● **Challenge**: Below are the records. Count the lines containing the string "text", and reply with the number alone.

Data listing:
>> BEGIN

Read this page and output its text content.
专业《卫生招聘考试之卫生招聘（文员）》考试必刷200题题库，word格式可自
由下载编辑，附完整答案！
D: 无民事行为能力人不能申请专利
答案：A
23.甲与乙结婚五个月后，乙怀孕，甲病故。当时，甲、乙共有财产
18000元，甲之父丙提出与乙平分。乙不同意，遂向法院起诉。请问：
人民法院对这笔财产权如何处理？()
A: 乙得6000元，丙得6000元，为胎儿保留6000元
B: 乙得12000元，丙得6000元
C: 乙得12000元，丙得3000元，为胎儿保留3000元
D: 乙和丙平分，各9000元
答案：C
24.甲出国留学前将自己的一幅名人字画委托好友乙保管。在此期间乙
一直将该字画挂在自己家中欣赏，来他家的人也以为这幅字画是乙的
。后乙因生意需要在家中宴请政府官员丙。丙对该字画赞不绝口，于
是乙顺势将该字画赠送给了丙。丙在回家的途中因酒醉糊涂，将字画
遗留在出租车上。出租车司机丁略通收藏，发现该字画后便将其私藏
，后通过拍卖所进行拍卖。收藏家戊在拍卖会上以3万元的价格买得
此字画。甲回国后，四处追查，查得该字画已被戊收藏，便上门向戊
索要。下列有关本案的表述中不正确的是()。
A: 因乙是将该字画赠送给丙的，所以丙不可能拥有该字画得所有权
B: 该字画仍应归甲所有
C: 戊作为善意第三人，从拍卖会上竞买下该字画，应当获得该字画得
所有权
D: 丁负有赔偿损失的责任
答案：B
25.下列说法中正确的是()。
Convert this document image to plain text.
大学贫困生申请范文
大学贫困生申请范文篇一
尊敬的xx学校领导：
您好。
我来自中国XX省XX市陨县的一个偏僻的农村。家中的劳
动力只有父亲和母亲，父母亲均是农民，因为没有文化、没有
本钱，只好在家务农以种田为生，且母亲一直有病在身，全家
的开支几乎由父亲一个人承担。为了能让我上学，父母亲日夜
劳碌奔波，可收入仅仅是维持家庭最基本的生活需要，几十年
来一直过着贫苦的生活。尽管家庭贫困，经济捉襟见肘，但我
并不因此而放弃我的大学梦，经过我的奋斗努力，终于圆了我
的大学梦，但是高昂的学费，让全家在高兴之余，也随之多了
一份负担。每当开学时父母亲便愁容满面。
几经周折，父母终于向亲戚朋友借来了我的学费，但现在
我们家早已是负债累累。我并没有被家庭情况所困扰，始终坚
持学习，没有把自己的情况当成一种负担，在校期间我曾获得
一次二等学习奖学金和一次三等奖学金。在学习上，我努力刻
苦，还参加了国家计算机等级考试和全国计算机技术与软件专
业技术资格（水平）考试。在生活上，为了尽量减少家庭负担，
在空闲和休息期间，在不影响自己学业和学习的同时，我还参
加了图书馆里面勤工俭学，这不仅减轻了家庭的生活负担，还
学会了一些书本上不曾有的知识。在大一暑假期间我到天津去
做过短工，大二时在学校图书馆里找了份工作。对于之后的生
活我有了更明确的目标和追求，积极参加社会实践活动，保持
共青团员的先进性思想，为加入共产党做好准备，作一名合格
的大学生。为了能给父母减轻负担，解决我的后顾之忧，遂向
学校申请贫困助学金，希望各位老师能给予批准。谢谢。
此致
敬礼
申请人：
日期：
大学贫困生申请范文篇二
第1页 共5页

>> END

● **Task output**: 2